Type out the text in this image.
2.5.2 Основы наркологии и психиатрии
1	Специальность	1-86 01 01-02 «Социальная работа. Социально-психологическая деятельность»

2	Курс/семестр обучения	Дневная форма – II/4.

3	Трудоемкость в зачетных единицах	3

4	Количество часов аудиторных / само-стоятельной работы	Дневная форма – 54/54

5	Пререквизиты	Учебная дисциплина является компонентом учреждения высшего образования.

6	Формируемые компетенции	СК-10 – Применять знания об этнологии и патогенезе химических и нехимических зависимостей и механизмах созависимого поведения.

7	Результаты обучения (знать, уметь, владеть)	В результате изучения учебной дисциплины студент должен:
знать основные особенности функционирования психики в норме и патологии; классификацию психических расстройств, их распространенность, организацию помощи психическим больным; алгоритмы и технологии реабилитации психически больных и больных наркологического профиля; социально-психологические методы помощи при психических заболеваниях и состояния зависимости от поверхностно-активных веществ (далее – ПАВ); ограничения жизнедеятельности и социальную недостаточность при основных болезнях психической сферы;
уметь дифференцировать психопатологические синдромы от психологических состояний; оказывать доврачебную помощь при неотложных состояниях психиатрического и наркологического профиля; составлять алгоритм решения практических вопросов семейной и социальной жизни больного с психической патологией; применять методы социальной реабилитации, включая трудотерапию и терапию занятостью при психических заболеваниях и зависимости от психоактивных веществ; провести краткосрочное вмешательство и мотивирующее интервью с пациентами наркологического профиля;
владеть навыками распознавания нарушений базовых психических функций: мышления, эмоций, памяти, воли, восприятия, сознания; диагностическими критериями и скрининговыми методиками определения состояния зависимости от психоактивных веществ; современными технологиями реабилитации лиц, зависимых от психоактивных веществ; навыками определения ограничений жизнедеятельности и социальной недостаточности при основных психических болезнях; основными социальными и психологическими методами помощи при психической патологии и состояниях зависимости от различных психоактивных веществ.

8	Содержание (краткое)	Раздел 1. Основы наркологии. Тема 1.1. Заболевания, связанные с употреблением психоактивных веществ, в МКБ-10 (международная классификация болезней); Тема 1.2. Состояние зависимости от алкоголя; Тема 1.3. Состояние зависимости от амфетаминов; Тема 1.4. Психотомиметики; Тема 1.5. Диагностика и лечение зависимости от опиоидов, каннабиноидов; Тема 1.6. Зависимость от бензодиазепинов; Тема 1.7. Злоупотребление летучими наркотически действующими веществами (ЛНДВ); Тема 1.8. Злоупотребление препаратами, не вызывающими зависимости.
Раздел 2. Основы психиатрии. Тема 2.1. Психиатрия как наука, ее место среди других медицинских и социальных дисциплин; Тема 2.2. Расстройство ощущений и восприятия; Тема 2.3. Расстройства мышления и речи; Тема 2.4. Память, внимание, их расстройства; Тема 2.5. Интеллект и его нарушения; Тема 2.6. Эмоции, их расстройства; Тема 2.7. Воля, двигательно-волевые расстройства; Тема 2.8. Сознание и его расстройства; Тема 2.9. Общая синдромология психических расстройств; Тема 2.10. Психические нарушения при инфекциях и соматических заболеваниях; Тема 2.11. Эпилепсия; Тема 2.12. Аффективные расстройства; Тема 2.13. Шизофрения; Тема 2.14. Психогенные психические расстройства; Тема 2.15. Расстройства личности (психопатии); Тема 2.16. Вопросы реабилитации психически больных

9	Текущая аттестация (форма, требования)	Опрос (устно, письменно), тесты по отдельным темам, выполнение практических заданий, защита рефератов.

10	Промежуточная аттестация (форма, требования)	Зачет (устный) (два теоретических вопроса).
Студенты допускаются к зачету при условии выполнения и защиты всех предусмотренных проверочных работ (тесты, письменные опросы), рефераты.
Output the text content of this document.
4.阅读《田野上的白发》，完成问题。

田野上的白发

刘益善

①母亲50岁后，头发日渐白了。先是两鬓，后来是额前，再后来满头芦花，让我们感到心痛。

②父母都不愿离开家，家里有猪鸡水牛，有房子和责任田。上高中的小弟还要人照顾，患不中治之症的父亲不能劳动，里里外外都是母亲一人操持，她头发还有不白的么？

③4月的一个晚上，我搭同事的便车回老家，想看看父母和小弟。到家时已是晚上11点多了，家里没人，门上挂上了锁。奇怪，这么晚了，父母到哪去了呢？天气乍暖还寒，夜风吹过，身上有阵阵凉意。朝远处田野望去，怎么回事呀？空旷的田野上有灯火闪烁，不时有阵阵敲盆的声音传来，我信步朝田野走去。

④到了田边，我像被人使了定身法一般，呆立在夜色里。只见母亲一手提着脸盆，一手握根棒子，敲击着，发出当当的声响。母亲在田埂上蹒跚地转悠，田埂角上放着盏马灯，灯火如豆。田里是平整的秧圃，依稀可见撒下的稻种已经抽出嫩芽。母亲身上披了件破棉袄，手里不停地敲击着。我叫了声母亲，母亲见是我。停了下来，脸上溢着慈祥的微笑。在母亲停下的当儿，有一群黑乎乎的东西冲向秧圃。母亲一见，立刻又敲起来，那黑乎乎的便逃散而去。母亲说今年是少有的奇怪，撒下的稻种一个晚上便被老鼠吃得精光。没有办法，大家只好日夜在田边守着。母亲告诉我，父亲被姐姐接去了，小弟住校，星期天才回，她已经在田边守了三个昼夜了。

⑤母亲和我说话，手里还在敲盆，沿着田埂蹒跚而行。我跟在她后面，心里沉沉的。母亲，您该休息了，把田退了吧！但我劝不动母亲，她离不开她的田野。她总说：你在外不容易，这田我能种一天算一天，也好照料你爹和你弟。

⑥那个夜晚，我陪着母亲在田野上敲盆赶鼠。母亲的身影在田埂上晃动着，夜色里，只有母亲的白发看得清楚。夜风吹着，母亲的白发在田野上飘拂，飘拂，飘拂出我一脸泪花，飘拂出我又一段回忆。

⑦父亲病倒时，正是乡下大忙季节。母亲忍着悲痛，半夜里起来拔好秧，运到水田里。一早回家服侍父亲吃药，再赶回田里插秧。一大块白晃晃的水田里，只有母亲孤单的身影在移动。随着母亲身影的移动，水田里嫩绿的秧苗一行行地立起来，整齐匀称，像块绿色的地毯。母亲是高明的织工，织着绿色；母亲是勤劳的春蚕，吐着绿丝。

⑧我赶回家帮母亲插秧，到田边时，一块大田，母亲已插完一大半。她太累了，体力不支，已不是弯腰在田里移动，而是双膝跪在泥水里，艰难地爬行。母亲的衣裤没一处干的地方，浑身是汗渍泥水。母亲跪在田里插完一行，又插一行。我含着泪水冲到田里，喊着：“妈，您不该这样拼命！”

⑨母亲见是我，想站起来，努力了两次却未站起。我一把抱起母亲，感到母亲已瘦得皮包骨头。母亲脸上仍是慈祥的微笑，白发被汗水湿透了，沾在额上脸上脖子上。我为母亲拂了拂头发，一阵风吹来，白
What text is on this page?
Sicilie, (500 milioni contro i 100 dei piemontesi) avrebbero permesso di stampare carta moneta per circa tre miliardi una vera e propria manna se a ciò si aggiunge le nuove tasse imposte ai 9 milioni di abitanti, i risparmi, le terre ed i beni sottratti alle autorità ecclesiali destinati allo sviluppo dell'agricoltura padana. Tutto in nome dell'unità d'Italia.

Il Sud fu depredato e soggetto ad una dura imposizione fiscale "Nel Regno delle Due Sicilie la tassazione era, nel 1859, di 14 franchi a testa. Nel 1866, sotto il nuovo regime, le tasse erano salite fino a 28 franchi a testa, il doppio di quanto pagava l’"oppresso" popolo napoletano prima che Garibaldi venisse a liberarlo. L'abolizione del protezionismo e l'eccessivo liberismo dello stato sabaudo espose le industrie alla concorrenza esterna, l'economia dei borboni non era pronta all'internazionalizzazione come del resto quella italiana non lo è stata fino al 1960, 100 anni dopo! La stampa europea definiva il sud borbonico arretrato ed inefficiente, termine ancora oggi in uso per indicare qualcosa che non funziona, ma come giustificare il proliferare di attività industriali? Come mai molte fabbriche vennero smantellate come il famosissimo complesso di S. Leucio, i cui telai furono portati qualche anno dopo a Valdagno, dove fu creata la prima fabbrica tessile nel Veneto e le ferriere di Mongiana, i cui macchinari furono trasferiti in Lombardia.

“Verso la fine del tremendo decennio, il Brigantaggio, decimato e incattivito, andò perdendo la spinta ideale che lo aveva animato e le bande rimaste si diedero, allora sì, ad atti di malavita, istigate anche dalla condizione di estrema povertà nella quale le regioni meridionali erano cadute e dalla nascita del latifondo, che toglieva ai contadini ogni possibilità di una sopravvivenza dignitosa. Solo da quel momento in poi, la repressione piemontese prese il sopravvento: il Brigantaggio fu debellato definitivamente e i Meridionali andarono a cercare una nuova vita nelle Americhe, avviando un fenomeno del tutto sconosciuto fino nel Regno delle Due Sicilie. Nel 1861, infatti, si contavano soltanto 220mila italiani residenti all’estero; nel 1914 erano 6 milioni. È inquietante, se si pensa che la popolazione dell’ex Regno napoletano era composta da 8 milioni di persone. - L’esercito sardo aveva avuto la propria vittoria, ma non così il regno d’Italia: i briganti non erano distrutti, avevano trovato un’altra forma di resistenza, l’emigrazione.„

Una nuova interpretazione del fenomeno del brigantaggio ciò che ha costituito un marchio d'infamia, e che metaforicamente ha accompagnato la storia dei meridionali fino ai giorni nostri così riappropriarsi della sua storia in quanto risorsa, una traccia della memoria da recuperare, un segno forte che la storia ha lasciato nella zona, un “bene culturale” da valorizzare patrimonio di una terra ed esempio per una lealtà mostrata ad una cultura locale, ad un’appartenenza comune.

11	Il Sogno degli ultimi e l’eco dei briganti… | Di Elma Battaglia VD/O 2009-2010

What is needed: Check every line of the entries above for the word "помощи" and report how many lines contain it, giving the number only.

Response to this exercise: 2